__INSTRUCTIONS TO FOLLOW__
Output the full material exactly as it appears here.

__DATASET CONTENT__
::::

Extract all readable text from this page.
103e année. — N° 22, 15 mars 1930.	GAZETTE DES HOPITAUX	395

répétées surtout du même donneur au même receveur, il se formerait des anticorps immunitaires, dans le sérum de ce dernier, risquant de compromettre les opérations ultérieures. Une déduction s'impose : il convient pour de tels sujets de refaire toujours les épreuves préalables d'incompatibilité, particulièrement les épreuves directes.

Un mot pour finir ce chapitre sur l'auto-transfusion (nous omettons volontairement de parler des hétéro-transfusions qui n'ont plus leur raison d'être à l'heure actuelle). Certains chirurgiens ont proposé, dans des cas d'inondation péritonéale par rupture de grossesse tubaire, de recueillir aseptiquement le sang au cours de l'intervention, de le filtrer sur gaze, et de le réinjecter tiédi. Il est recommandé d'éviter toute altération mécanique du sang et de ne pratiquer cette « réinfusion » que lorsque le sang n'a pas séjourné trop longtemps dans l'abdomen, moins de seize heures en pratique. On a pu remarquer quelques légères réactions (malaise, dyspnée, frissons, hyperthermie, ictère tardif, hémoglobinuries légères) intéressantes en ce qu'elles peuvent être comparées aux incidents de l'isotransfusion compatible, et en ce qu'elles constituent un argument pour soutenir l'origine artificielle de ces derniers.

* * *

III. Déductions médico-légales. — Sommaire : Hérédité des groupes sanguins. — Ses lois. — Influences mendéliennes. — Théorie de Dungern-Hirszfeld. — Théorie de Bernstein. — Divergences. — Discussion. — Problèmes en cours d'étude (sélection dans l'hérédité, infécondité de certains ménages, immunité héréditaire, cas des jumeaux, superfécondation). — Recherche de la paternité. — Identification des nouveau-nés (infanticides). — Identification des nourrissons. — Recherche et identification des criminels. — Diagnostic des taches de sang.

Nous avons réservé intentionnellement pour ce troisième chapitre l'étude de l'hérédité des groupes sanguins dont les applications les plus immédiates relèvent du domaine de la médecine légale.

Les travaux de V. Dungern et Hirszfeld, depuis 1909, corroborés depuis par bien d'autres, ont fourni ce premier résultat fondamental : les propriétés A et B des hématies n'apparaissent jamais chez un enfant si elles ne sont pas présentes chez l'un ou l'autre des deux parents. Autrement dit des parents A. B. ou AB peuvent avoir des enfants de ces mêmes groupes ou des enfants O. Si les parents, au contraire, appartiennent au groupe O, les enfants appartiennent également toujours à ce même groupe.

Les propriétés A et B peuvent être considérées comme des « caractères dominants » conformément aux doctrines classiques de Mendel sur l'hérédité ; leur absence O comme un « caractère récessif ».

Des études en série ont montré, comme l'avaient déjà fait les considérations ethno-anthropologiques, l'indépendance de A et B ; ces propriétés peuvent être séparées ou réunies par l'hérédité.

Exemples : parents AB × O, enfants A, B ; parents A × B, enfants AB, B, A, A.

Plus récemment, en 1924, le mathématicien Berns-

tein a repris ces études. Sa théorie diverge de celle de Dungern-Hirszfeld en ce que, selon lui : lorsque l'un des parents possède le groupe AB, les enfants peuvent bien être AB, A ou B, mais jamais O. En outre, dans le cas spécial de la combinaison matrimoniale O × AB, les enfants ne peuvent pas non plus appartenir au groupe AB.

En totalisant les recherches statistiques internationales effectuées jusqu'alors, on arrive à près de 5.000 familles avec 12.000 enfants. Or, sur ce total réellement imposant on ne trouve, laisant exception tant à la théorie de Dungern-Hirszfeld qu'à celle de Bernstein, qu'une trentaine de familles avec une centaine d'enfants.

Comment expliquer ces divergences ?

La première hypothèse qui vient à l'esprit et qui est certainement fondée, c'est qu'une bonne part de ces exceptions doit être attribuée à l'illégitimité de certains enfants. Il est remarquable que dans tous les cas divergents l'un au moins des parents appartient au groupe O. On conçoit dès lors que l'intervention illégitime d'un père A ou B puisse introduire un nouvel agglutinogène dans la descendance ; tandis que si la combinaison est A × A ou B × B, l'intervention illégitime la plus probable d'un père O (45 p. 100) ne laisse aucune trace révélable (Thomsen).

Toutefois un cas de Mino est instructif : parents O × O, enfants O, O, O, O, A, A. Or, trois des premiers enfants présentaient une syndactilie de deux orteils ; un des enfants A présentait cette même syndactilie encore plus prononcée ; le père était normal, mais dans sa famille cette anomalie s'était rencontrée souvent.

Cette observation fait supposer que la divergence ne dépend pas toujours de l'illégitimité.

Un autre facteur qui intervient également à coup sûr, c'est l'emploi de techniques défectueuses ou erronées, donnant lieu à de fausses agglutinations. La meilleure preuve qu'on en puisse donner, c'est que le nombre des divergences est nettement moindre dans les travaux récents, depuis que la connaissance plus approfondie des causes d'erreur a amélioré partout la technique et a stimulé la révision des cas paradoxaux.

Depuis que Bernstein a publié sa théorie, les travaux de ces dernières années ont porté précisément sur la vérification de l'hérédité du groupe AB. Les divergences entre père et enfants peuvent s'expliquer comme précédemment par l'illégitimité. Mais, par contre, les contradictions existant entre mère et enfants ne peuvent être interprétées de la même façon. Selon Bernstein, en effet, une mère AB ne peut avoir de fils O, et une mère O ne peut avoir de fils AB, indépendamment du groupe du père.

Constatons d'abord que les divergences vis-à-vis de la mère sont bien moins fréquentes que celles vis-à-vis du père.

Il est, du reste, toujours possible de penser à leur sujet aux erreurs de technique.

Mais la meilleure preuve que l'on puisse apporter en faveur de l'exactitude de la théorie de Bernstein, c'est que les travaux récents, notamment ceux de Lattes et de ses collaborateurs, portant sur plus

::::

__THE OUTPUT__
Extract all readable text from this page.
103e année. — N° 22, 15 mars 1930.	GAZETTE DES HOPITAUX	395

répétées surtout du même donneur au même receveur, il se formerait des anticorps immunitaires, dans le sérum de ce dernier, risquant de compromettre les opérations ultérieures. Une déduction s'impose : il convient pour de tels sujets de refaire toujours les épreuves préalables d'incompatibilité, particulièrement les épreuves directes.

Un mot pour finir ce chapitre sur l'auto-transfusion (nous omettons volontairement de parler des hétéro-transfusions qui n'ont plus leur raison d'être à l'heure actuelle). Certains chirurgiens ont proposé, dans des cas d'inondation péritonéale par rupture de grossesse tubaire, de recueillir aseptiquement le sang au cours de l'intervention, de le filtrer sur gaze, et de le réinjecter tiédi. Il est recommandé d'éviter toute altération mécanique du sang et de ne pratiquer cette « réinfusion » que lorsque le sang n'a pas séjourné trop longtemps dans l'abdomen, moins de seize heures en pratique. On a pu remarquer quelques légères réactions (malaise, dyspnée, frissons, hyperthermie, ictère tardif, hémoglobinuries légères) intéressantes en ce qu'elles peuvent être comparées aux incidents de l'isotransfusion compatible, et en ce qu'elles constituent un argument pour soutenir l'origine artificielle de ces derniers.

* * *

III. Déductions médico-légales. — Sommaire : Hérédité des groupes sanguins. — Ses lois. — Influences mendéliennes. — Théorie de Dungern-Hirszfeld. — Théorie de Bernstein. — Divergences. — Discussion. — Problèmes en cours d'étude (sélection dans l'hérédité, infécondité de certains ménages, immunité héréditaire, cas des jumeaux, superfécondation). — Recherche de la paternité. — Identification des nouveau-nés (infanticides). — Identification des nourrissons. — Recherche et identification des criminels. — Diagnostic des taches de sang.

Nous avons réservé intentionnellement pour ce troisième chapitre l'étude de l'hérédité des groupes sanguins dont les applications les plus immédiates relèvent du domaine de la médecine légale.

Les travaux de V. Dungern et Hirszfeld, depuis 1909, corroborés depuis par bien d'autres, ont fourni ce premier résultat fondamental : les propriétés A et B des hématies n'apparaissent jamais chez un enfant si elles ne sont pas présentes chez l'un ou l'autre des deux parents. Autrement dit des parents A. B. ou AB peuvent avoir des enfants de ces mêmes groupes ou des enfants O. Si les parents, au contraire, appartiennent au groupe O, les enfants appartiennent également toujours à ce même groupe.

Les propriétés A et B peuvent être considérées comme des « caractères dominants » conformément aux doctrines classiques de Mendel sur l'hérédité ; leur absence O comme un « caractère récessif ».

Des études en série ont montré, comme l'avaient déjà fait les considérations ethno-anthropologiques, l'indépendance de A et B ; ces propriétés peuvent être séparées ou réunies par l'hérédité.

Exemples : parents AB × O, enfants A, B ; parents A × B, enfants AB, B, A, A.

Plus récemment, en 1924, le mathématicien Berns-

tein a repris ces études. Sa théorie diverge de celle de Dungern-Hirszfeld en ce que, selon lui : lorsque l'un des parents possède le groupe AB, les enfants peuvent bien être AB, A ou B, mais jamais O. En outre, dans le cas spécial de la combinaison matrimoniale O × AB, les enfants ne peuvent pas non plus appartenir au groupe AB.

En totalisant les recherches statistiques internationales effectuées jusqu'alors, on arrive à près de 5.000 familles avec 12.000 enfants. Or, sur ce total réellement imposant on ne trouve, laisant exception tant à la théorie de Dungern-Hirszfeld qu'à celle de Bernstein, qu'une trentaine de familles avec une centaine d'enfants.

Comment expliquer ces divergences ?

La première hypothèse qui vient à l'esprit et qui est certainement fondée, c'est qu'une bonne part de ces exceptions doit être attribuée à l'illégitimité de certains enfants. Il est remarquable que dans tous les cas divergents l'un au moins des parents appartient au groupe O. On conçoit dès lors que l'intervention illégitime d'un père A ou B puisse introduire un nouvel agglutinogène dans la descendance ; tandis que si la combinaison est A × A ou B × B, l'intervention illégitime la plus probable d'un père O (45 p. 100) ne laisse aucune trace révélable (Thomsen).

Toutefois un cas de Mino est instructif : parents O × O, enfants O, O, O, O, A, A. Or, trois des premiers enfants présentaient une syndactilie de deux orteils ; un des enfants A présentait cette même syndactilie encore plus prononcée ; le père était normal, mais dans sa famille cette anomalie s'était rencontrée souvent.

Cette observation fait supposer que la divergence ne dépend pas toujours de l'illégitimité.

Un autre facteur qui intervient également à coup sûr, c'est l'emploi de techniques défectueuses ou erronées, donnant lieu à de fausses agglutinations. La meilleure preuve qu'on en puisse donner, c'est que le nombre des divergences est nettement moindre dans les travaux récents, depuis que la connaissance plus approfondie des causes d'erreur a amélioré partout la technique et a stimulé la révision des cas paradoxaux.

Depuis que Bernstein a publié sa théorie, les travaux de ces dernières années ont porté précisément sur la vérification de l'hérédité du groupe AB. Les divergences entre père et enfants peuvent s'expliquer comme précédemment par l'illégitimité. Mais, par contre, les contradictions existant entre mère et enfants ne peuvent être interprétées de la même façon. Selon Bernstein, en effet, une mère AB ne peut avoir de fils O, et une mère O ne peut avoir de fils AB, indépendamment du groupe du père.

Constatons d'abord que les divergences vis-à-vis de la mère sont bien moins fréquentes que celles vis-à-vis du père.

Il est, du reste, toujours possible de penser à leur sujet aux erreurs de technique.

Mais la meilleure preuve que l'on puisse apporter en faveur de l'exactitude de la théorie de Bernstein, c'est que les travaux récents, notamment ceux de Lattes et de ses collaborateurs, portant sur plus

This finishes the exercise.